Saved data entries

##########

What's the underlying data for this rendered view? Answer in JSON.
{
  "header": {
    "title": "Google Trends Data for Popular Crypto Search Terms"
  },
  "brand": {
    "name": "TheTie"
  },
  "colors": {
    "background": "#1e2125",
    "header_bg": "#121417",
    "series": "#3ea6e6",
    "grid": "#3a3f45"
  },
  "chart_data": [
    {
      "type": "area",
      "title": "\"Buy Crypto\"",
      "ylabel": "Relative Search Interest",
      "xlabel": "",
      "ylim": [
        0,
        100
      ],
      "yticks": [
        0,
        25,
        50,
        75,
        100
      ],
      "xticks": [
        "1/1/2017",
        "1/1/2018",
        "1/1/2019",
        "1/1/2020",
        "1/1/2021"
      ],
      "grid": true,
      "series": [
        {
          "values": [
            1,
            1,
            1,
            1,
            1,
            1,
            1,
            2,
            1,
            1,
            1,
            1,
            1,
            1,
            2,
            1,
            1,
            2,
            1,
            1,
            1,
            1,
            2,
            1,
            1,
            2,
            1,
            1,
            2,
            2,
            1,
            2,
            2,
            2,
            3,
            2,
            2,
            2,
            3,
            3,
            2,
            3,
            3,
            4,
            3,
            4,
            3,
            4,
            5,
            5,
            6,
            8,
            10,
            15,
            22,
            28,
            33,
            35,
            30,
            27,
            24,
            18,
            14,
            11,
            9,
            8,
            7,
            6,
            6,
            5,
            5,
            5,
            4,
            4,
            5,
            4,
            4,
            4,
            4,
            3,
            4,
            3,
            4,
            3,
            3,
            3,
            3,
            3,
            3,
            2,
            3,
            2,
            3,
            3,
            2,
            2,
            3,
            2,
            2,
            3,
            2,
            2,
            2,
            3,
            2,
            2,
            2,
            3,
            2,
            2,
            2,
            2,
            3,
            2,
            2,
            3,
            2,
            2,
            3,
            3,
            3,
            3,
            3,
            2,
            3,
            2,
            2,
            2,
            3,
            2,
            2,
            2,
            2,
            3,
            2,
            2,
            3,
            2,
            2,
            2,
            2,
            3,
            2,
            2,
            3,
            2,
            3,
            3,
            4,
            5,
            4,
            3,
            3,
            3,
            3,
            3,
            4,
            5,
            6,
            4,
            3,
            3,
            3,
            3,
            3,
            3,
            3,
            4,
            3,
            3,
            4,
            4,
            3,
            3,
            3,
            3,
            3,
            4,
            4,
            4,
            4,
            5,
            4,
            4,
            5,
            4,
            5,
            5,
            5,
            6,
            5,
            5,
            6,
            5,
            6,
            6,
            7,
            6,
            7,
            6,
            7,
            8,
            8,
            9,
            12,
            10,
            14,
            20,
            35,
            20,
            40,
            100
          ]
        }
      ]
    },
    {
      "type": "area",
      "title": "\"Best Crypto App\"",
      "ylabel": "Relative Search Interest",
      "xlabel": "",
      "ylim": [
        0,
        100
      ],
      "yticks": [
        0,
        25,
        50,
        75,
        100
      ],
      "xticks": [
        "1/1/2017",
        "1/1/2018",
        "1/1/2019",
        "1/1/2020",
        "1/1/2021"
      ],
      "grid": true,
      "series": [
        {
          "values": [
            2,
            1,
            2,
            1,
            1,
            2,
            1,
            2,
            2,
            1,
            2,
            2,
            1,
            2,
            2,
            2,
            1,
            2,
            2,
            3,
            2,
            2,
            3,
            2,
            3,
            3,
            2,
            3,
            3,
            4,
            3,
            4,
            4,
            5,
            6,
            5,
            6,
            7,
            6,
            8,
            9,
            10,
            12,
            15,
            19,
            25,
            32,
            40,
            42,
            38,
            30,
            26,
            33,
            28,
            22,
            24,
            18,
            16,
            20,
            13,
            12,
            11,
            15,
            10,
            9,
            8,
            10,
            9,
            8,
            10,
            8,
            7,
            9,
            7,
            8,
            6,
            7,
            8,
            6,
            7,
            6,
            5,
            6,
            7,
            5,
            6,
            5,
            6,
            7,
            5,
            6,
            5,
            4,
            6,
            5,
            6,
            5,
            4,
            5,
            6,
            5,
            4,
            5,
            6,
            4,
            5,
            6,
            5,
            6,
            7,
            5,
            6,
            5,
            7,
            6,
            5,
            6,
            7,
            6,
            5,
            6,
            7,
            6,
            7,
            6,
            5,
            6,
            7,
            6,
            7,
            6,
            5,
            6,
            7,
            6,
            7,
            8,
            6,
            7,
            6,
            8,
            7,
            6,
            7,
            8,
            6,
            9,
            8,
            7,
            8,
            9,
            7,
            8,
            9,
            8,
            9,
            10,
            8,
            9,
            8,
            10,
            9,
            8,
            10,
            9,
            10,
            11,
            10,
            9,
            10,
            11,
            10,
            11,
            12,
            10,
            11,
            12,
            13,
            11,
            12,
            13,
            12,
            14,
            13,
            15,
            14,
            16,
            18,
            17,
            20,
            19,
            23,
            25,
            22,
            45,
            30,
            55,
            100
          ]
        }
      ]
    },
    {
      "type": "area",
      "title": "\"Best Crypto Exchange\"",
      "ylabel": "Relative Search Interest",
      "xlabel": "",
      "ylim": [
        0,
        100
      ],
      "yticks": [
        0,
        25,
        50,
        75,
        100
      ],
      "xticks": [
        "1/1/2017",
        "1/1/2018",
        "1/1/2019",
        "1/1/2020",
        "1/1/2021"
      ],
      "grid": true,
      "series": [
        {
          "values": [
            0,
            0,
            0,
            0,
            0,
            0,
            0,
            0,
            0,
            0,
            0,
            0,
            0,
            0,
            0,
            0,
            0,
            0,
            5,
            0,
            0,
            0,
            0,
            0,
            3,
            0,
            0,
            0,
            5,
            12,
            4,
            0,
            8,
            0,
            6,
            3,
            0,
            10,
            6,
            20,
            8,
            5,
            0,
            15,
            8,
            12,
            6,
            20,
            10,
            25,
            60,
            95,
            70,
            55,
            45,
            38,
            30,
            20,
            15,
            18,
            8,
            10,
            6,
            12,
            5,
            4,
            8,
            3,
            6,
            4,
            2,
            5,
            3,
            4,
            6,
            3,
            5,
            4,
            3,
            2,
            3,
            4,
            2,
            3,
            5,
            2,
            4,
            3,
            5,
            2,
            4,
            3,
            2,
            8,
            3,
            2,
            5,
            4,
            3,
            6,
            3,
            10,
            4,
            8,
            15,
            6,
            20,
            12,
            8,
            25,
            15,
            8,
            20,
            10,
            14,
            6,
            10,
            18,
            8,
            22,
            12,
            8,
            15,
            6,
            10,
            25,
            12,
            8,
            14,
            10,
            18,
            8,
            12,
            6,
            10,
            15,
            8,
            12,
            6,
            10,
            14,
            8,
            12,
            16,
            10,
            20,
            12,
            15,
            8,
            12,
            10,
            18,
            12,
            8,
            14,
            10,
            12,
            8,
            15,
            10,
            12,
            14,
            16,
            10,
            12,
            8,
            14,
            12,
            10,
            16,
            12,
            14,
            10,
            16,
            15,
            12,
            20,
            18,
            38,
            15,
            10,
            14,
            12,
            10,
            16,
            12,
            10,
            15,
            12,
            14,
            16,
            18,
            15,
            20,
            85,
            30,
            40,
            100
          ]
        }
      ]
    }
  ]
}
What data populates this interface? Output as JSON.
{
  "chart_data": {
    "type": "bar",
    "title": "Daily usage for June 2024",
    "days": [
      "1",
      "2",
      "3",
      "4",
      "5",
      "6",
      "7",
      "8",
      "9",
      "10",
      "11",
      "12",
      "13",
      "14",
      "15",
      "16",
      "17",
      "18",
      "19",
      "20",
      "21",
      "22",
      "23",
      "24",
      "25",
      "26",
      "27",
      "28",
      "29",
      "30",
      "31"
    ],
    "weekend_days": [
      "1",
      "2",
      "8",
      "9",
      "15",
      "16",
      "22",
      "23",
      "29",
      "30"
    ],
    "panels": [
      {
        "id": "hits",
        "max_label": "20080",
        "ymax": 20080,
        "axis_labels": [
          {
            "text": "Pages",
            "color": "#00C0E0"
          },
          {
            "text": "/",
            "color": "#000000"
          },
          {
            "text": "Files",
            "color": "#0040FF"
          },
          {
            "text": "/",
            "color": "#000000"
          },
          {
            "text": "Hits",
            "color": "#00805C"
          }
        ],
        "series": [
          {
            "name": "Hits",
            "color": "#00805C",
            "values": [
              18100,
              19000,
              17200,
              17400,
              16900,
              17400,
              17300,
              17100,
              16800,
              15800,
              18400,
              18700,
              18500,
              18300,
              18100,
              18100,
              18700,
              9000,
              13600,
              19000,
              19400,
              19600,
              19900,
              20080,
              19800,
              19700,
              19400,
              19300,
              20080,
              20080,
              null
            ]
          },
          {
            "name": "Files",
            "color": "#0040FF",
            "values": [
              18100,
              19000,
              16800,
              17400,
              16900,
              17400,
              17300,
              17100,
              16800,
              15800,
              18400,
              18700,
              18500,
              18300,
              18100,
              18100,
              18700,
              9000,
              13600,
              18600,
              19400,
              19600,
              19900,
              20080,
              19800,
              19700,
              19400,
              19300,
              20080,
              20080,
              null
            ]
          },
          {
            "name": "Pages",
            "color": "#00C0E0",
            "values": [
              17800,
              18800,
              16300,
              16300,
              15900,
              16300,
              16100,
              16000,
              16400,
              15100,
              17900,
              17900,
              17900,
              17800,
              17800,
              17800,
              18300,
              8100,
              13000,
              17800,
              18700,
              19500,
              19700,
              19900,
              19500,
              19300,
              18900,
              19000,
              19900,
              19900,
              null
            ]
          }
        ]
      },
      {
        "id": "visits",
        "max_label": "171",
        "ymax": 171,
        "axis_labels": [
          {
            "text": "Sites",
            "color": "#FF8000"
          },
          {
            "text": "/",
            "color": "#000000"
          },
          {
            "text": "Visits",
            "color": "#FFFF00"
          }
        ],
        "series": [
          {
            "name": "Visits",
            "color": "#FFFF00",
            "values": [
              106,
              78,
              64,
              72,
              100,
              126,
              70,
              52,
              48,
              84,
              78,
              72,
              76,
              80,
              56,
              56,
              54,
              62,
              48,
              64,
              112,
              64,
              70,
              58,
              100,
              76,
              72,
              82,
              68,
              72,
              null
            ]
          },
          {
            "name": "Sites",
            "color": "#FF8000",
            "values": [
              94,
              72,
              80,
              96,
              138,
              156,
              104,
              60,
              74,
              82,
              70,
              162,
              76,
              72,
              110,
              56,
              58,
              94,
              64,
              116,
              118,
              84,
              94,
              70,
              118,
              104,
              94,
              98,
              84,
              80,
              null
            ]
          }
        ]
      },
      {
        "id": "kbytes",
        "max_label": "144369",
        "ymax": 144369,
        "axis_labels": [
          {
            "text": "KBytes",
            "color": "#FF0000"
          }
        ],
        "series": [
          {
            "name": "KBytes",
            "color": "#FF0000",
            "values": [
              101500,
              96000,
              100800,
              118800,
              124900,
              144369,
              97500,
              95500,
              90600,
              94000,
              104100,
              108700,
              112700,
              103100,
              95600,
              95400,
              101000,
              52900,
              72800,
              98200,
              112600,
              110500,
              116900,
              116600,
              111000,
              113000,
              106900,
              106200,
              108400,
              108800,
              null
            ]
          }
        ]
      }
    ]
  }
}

##########

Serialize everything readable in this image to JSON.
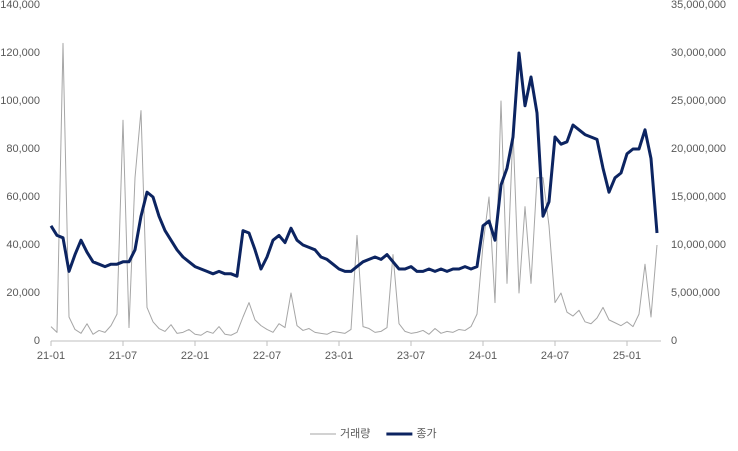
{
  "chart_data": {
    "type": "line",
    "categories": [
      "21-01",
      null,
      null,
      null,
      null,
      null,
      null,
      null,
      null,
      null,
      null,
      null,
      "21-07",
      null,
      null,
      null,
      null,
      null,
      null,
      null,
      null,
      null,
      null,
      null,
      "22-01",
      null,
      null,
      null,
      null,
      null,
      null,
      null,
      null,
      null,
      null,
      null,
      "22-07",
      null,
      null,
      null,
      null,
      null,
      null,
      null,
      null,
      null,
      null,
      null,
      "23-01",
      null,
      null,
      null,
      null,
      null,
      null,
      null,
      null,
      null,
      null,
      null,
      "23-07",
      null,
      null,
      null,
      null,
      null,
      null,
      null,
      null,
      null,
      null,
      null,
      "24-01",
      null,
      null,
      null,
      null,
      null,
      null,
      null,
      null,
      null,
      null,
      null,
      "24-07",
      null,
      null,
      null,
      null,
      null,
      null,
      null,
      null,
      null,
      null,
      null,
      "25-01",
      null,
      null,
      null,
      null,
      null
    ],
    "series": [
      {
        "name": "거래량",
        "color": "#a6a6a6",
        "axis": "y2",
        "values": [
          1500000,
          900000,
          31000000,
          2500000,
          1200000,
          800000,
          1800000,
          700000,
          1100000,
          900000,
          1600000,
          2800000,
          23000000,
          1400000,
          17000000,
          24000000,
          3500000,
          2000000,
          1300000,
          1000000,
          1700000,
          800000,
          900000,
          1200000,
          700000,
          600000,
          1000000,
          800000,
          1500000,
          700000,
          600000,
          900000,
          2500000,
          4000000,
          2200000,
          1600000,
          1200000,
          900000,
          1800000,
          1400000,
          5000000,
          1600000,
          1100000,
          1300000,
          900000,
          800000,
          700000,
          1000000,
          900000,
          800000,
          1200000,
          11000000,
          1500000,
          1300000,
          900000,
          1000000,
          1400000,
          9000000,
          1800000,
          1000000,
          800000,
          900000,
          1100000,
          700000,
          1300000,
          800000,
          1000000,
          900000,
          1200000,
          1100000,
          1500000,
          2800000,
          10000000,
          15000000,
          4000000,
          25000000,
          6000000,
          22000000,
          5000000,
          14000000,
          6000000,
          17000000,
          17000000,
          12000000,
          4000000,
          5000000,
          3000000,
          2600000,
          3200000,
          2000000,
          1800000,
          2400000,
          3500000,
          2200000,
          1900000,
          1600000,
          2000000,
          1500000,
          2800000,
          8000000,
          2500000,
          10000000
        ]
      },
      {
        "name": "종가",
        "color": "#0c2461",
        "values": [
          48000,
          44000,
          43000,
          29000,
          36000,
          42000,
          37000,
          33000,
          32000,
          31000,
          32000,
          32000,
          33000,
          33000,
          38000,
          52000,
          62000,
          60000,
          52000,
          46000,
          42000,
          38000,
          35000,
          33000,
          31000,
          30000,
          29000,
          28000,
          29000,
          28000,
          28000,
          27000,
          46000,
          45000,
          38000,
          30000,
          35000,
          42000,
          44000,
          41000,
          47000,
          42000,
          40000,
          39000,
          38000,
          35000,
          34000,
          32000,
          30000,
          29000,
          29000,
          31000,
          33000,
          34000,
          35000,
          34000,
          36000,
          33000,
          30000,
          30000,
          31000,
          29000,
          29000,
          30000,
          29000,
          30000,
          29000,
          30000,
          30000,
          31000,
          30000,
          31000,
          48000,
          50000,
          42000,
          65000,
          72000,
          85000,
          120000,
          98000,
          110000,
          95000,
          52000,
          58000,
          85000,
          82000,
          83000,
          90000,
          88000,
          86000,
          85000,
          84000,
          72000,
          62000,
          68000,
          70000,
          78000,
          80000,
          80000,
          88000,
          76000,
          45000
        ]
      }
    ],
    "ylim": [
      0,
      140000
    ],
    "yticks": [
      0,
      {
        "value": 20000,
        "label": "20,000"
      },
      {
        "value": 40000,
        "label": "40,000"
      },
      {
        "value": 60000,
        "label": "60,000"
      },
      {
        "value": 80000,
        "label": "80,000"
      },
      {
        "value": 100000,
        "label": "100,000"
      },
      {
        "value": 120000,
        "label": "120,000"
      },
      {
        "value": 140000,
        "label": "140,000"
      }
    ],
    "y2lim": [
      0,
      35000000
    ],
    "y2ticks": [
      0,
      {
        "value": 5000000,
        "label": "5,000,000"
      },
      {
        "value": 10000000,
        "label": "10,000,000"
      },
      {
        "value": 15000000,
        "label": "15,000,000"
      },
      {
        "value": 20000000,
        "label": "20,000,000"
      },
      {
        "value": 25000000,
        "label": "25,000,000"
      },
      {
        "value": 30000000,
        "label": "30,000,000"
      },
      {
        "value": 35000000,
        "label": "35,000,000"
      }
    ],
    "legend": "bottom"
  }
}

##########

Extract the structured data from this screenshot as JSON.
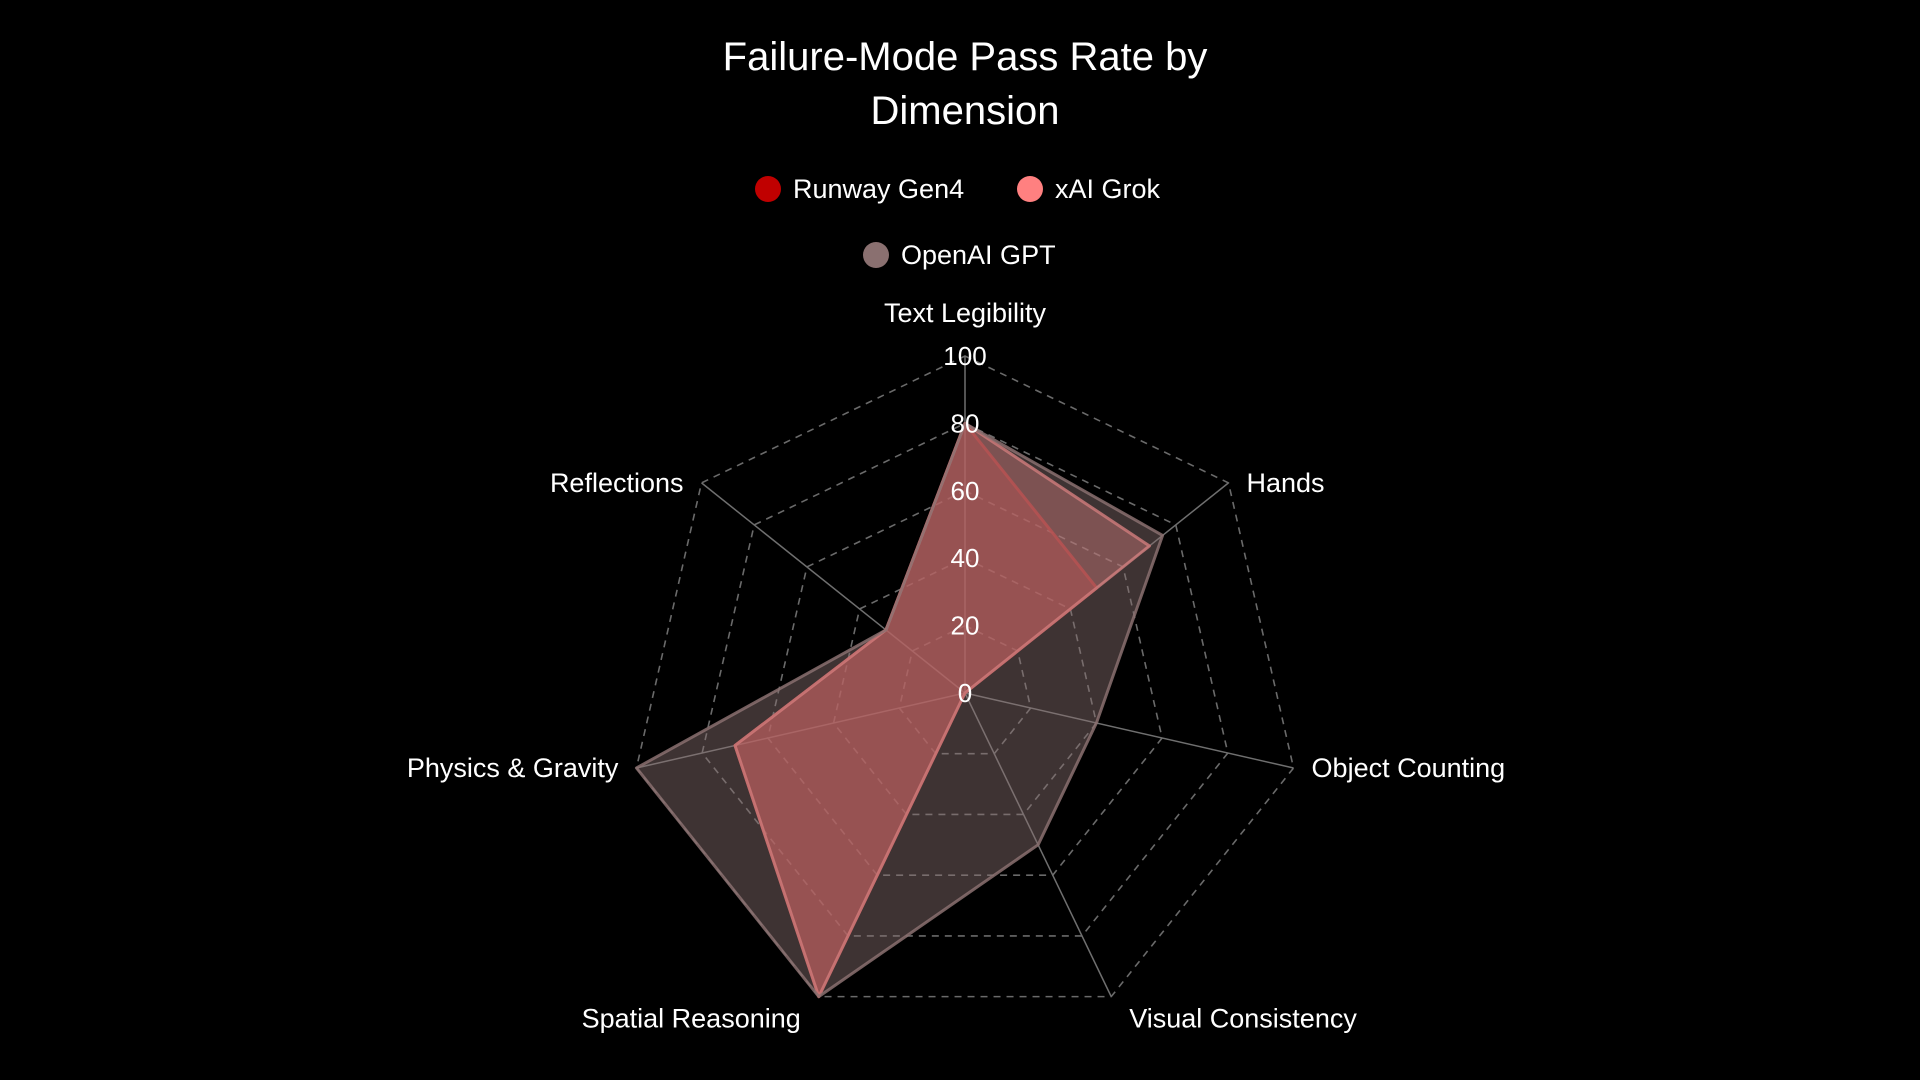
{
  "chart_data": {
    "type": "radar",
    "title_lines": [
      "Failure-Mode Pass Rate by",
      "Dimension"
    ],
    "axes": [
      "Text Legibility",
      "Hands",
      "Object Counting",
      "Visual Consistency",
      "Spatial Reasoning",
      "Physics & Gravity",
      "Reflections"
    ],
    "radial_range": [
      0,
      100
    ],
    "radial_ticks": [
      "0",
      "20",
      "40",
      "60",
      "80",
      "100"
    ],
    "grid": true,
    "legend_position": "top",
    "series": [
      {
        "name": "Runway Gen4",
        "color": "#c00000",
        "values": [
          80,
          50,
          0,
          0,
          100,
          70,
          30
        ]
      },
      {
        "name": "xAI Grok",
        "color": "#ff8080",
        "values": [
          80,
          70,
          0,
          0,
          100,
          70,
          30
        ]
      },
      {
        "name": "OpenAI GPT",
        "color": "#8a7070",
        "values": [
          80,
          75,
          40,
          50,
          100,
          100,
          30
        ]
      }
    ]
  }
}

##########

# Exercise:
Say how many lines in the entries contain the string "Best", and leave out everything else.

# Solution to this problem:
2